**Goal of the exercise:**
Your task is to transcribe the records exactly, skipping every image.

**The input:**
-=-=-=-=-

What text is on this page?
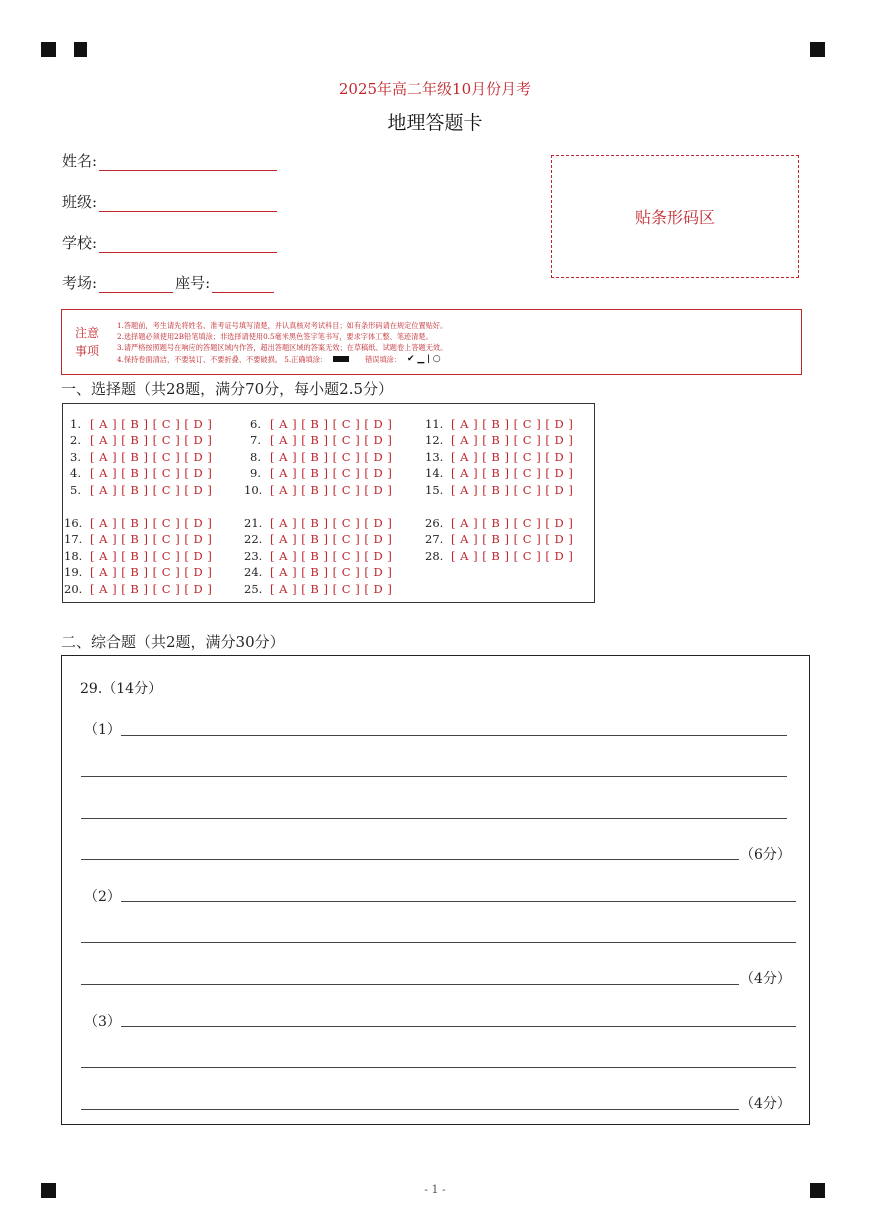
2025年高二年级10月份月考
地理答题卡
姓名:
班级:
学校:
考场:	座号:
贴条形码区
注意
事项
1.答题前，考生请先将姓名、准考证号填写清楚，并认真核对考试科目；如有条形码请在规定位置贴好。
2.选择题必须使用2B铅笔填涂；非选择请使用0.5毫米黑色签字笔书写，要求字体工整、笔迹清楚。
3.请严格按照题号在响应的答题区域内作答，超出答题区域的答案无效；在草稿纸、试题卷上答题无效。
4.保持卷面清洁，不要装订、不要折叠、不要破损。 5.正确填涂：	错误填涂： ✔ ▁ ǀ ○
一、选择题（共28题，满分70分，每小题2.5分）
1. [ A ] [ B ] [ C ] [ D ]
2. [ A ] [ B ] [ C ] [ D ]
3. [ A ] [ B ] [ C ] [ D ]
4. [ A ] [ B ] [ C ] [ D ]
5. [ A ] [ B ] [ C ] [ D ]
6. [ A ] [ B ] [ C ] [ D ]
7. [ A ] [ B ] [ C ] [ D ]
8. [ A ] [ B ] [ C ] [ D ]
9. [ A ] [ B ] [ C ] [ D ]
10. [ A ] [ B ] [ C ] [ D ]
11. [ A ] [ B ] [ C ] [ D ]
12. [ A ] [ B ] [ C ] [ D ]
13. [ A ] [ B ] [ C ] [ D ]
14. [ A ] [ B ] [ C ] [ D ]
15. [ A ] [ B ] [ C ] [ D ]
16. [ A ] [ B ] [ C ] [ D ]
17. [ A ] [ B ] [ C ] [ D ]
18. [ A ] [ B ] [ C ] [ D ]
19. [ A ] [ B ] [ C ] [ D ]
20. [ A ] [ B ] [ C ] [ D ]
21. [ A ] [ B ] [ C ] [ D ]
22. [ A ] [ B ] [ C ] [ D ]
23. [ A ] [ B ] [ C ] [ D ]
24. [ A ] [ B ] [ C ] [ D ]
25. [ A ] [ B ] [ C ] [ D ]
26. [ A ] [ B ] [ C ] [ D ]
27. [ A ] [ B ] [ C ] [ D ]
28. [ A ] [ B ] [ C ] [ D ]
二、综合题（共2题，满分30分）
29.（14分）
（1）
（6分）
（2）
（4分）
（3）
（4分）
- 1 -
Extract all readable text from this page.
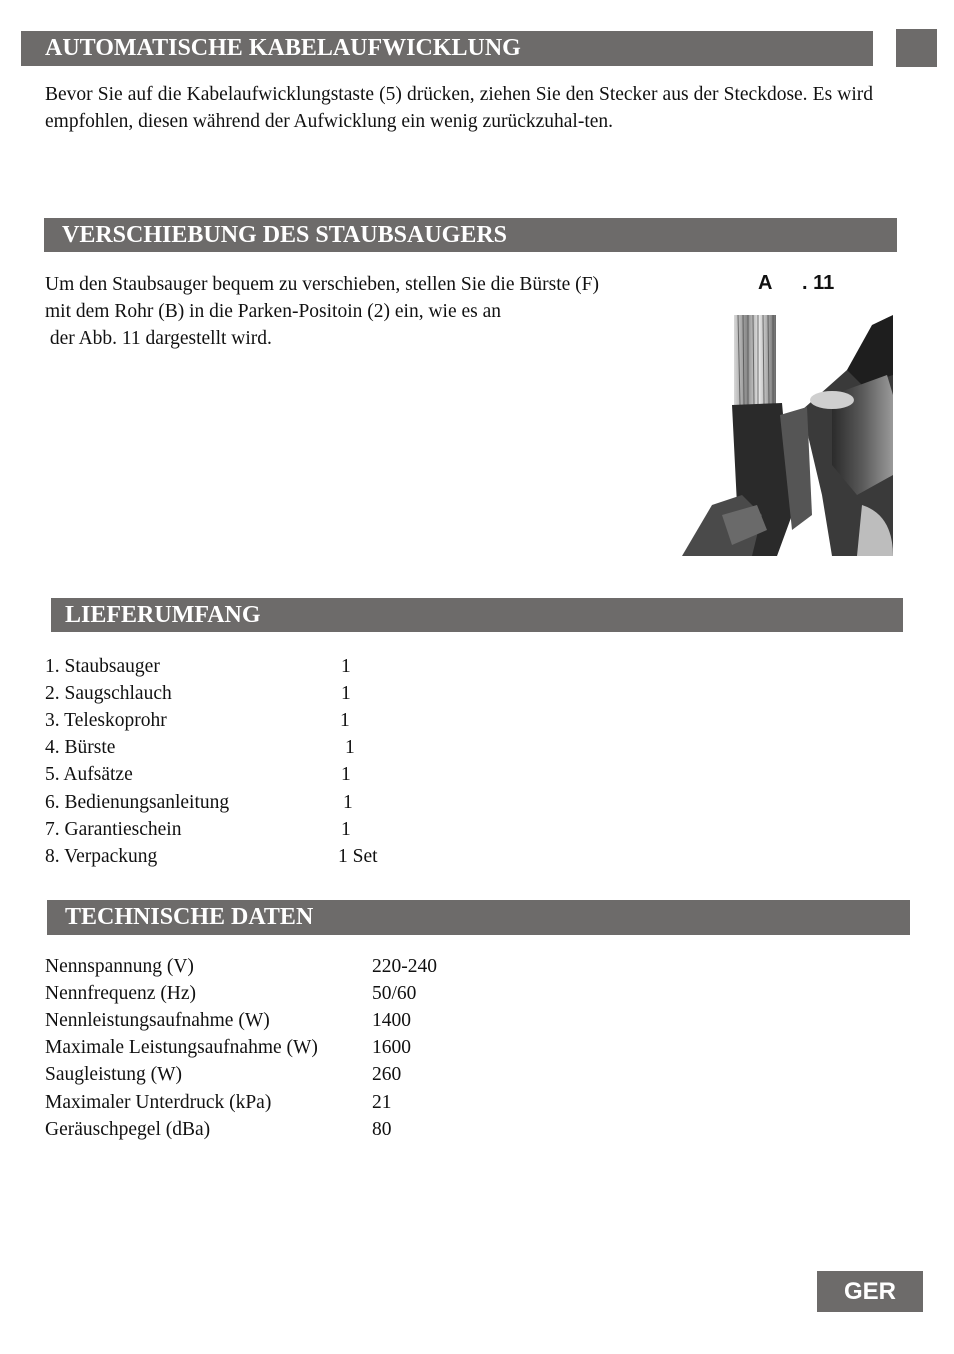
AUTOMATISCHE KABELAUFWICKLUNG

Bevor Sie auf die Kabelaufwicklungstaste (5) drücken, ziehen Sie den Stecker aus der Steckdose. Es wird empfohlen, diesen während der Aufwicklung ein wenig zurückzuhal-ten.

VERSCHIEBUNG DES STAUBSAUGERS
Um den Staubsauger bequem zu verschieben, stellen Sie die Bürste (F)
mit dem Rohr (B) in die Parken-Positoin (2) ein, wie es an
der Abb. 11 dargestellt wird.
A . 11
LIEFERUMFANG
1. Staubsauger	1
2. Saugschlauch	1
3. Teleskoprohr	1
4. Bürste	1
5. Aufsätze	1
6. Bedienungsanleitung	1
7. Garantieschein	1
8. Verpackung	1 Set
TECHNISCHE DATEN
Nennspannung (V)	220-240
Nennfrequenz (Hz)	50/60
Nennleistungsaufnahme (W)	1400
Maximale Leistungsaufnahme (W)	1600
Saugleistung (W)	260
Maximaler Unterdruck (kPa)	21
Geräuschpegel (dBa)	80
GER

-=-=-=-=-

**Result of the task:**
What text is on this page?
2025年高二年级10月份月考
地理答题卡
姓名:
班级:
学校:
考场:	座号:
贴条形码区
注意
事项
1.答题前，考生请先将姓名、准考证号填写清楚，并认真核对考试科目；如有条形码请在规定位置贴好。
2.选择题必须使用2B铅笔填涂；非选择请使用0.5毫米黑色签字笔书写，要求字体工整、笔迹清楚。
3.请严格按照题号在响应的答题区域内作答，超出答题区域的答案无效；在草稿纸、试题卷上答题无效。
4.保持卷面清洁，不要装订、不要折叠、不要破损。 5.正确填涂：	错误填涂： ✔ ▁ ǀ ○
一、选择题（共28题，满分70分，每小题2.5分）
1. [ A ] [ B ] [ C ] [ D ]
2. [ A ] [ B ] [ C ] [ D ]
3. [ A ] [ B ] [ C ] [ D ]
4. [ A ] [ B ] [ C ] [ D ]
5. [ A ] [ B ] [ C ] [ D ]
6. [ A ] [ B ] [ C ] [ D ]
7. [ A ] [ B ] [ C ] [ D ]
8. [ A ] [ B ] [ C ] [ D ]
9. [ A ] [ B ] [ C ] [ D ]
10. [ A ] [ B ] [ C ] [ D ]
11. [ A ] [ B ] [ C ] [ D ]
12. [ A ] [ B ] [ C ] [ D ]
13. [ A ] [ B ] [ C ] [ D ]
14. [ A ] [ B ] [ C ] [ D ]
15. [ A ] [ B ] [ C ] [ D ]
16. [ A ] [ B ] [ C ] [ D ]
17. [ A ] [ B ] [ C ] [ D ]
18. [ A ] [ B ] [ C ] [ D ]
19. [ A ] [ B ] [ C ] [ D ]
20. [ A ] [ B ] [ C ] [ D ]
21. [ A ] [ B ] [ C ] [ D ]
22. [ A ] [ B ] [ C ] [ D ]
23. [ A ] [ B ] [ C ] [ D ]
24. [ A ] [ B ] [ C ] [ D ]
25. [ A ] [ B ] [ C ] [ D ]
26. [ A ] [ B ] [ C ] [ D ]
27. [ A ] [ B ] [ C ] [ D ]
28. [ A ] [ B ] [ C ] [ D ]
二、综合题（共2题，满分30分）
29.（14分）
（1）
（6分）
（2）
（4分）
（3）
（4分）
- 1 -
Extract all readable text from this page.
AUTOMATISCHE KABELAUFWICKLUNG

Bevor Sie auf die Kabelaufwicklungstaste (5) drücken, ziehen Sie den Stecker aus der Steckdose. Es wird empfohlen, diesen während der Aufwicklung ein wenig zurückzuhal-ten.

VERSCHIEBUNG DES STAUBSAUGERS
Um den Staubsauger bequem zu verschieben, stellen Sie die Bürste (F)
mit dem Rohr (B) in die Parken-Positoin (2) ein, wie es an
der Abb. 11 dargestellt wird.
A . 11
LIEFERUMFANG
1. Staubsauger	1
2. Saugschlauch	1
3. Teleskoprohr	1
4. Bürste	1
5. Aufsätze	1
6. Bedienungsanleitung	1
7. Garantieschein	1
8. Verpackung	1 Set
TECHNISCHE DATEN
Nennspannung (V)	220-240
Nennfrequenz (Hz)	50/60
Nennleistungsaufnahme (W)	1400
Maximale Leistungsaufnahme (W)	1600
Saugleistung (W)	260
Maximaler Unterdruck (kPa)	21
Geräuschpegel (dBa)	80
GER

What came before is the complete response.